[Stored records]

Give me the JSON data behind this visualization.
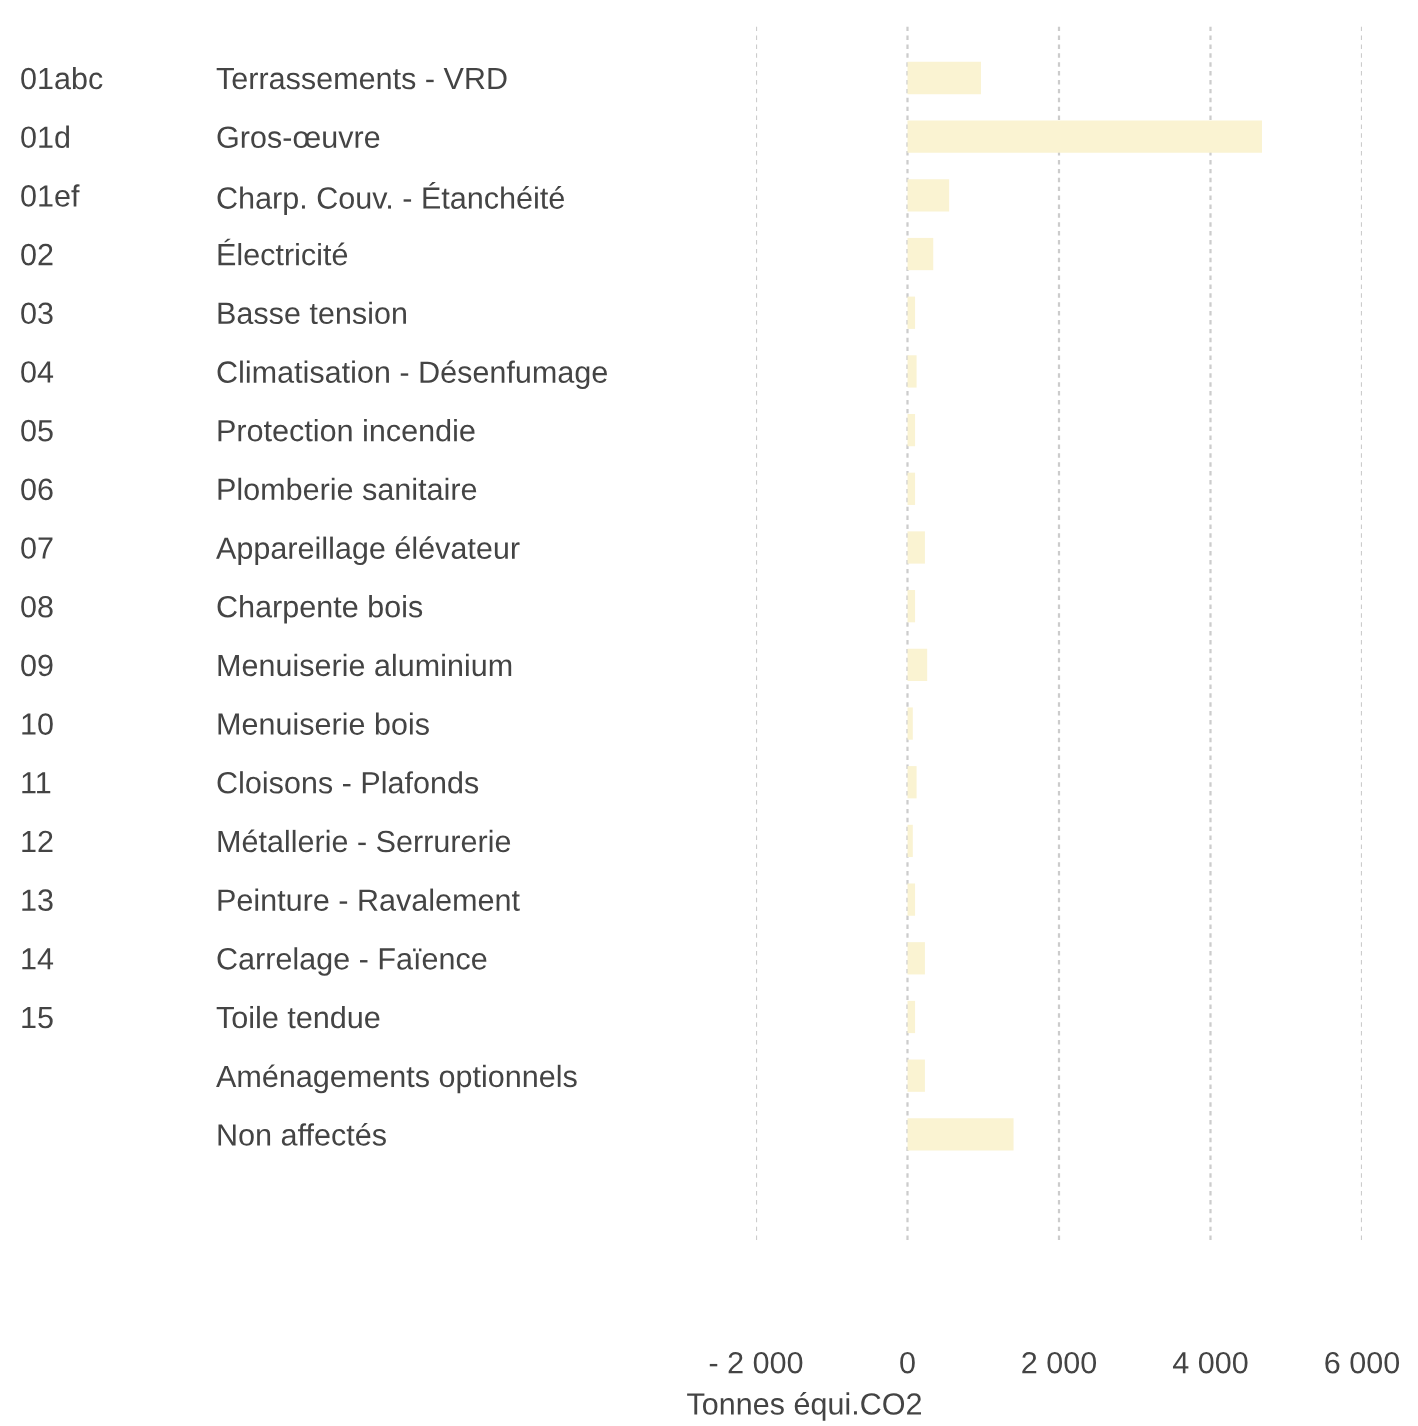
{
  "chart_data": {
    "type": "bar",
    "orientation": "horizontal",
    "xlabel": "Tonnes équi.CO2",
    "categories": [
      "Terrassements - VRD",
      "Gros-œuvre",
      "Charp. Couv. - Étanchéité",
      "Électricité",
      "Basse tension",
      "Climatisation - Désenfumage",
      "Protection incendie",
      "Plomberie sanitaire",
      "Appareillage élévateur",
      "Charpente bois",
      "Menuiserie aluminium",
      "Menuiserie bois",
      "Cloisons - Plafonds",
      "Métallerie - Serrurerie",
      "Peinture - Ravalement",
      "Carrelage - Faïence",
      "Toile tendue",
      "Aménagements optionnels",
      "Non affectés"
    ],
    "values": [
      970,
      4680,
      550,
      340,
      100,
      120,
      100,
      100,
      230,
      100,
      260,
      70,
      120,
      70,
      100,
      230,
      100,
      230,
      1400
    ],
    "color": "#faf3d2",
    "annotations": [
      "01abc",
      "01d",
      "01ef",
      "02",
      "03",
      "04",
      "05",
      "06",
      "07",
      "08",
      "09",
      "10",
      "11",
      "12",
      "13",
      "14",
      "15"
    ],
    "xlim": [
      -2000,
      6000
    ],
    "xticks": [
      {
        "value": -2000,
        "label": "- 2 000"
      },
      0,
      {
        "value": 2000,
        "label": "2 000"
      },
      {
        "value": 4000,
        "label": "4 000"
      },
      {
        "value": 6000,
        "label": "6 000"
      }
    ],
    "grid": "x",
    "legend": false
  }
}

# WHAT NEEDS TO BE DONE
Quote every line word for word and keep the images out of the copy.

# TASK ANSWER
Give me the JSON data behind this visualization.
{
  "chart_data": {
    "type": "bar",
    "orientation": "horizontal",
    "xlabel": "Tonnes équi.CO2",
    "categories": [
      "Terrassements - VRD",
      "Gros-œuvre",
      "Charp. Couv. - Étanchéité",
      "Électricité",
      "Basse tension",
      "Climatisation - Désenfumage",
      "Protection incendie",
      "Plomberie sanitaire",
      "Appareillage élévateur",
      "Charpente bois",
      "Menuiserie aluminium",
      "Menuiserie bois",
      "Cloisons - Plafonds",
      "Métallerie - Serrurerie",
      "Peinture - Ravalement",
      "Carrelage - Faïence",
      "Toile tendue",
      "Aménagements optionnels",
      "Non affectés"
    ],
    "values": [
      970,
      4680,
      550,
      340,
      100,
      120,
      100,
      100,
      230,
      100,
      260,
      70,
      120,
      70,
      100,
      230,
      100,
      230,
      1400
    ],
    "color": "#faf3d2",
    "annotations": [
      "01abc",
      "01d",
      "01ef",
      "02",
      "03",
      "04",
      "05",
      "06",
      "07",
      "08",
      "09",
      "10",
      "11",
      "12",
      "13",
      "14",
      "15"
    ],
    "xlim": [
      -2000,
      6000
    ],
    "xticks": [
      {
        "value": -2000,
        "label": "- 2 000"
      },
      0,
      {
        "value": 2000,
        "label": "2 000"
      },
      {
        "value": 4000,
        "label": "4 000"
      },
      {
        "value": 6000,
        "label": "6 000"
      }
    ],
    "grid": "x",
    "legend": false
  }
}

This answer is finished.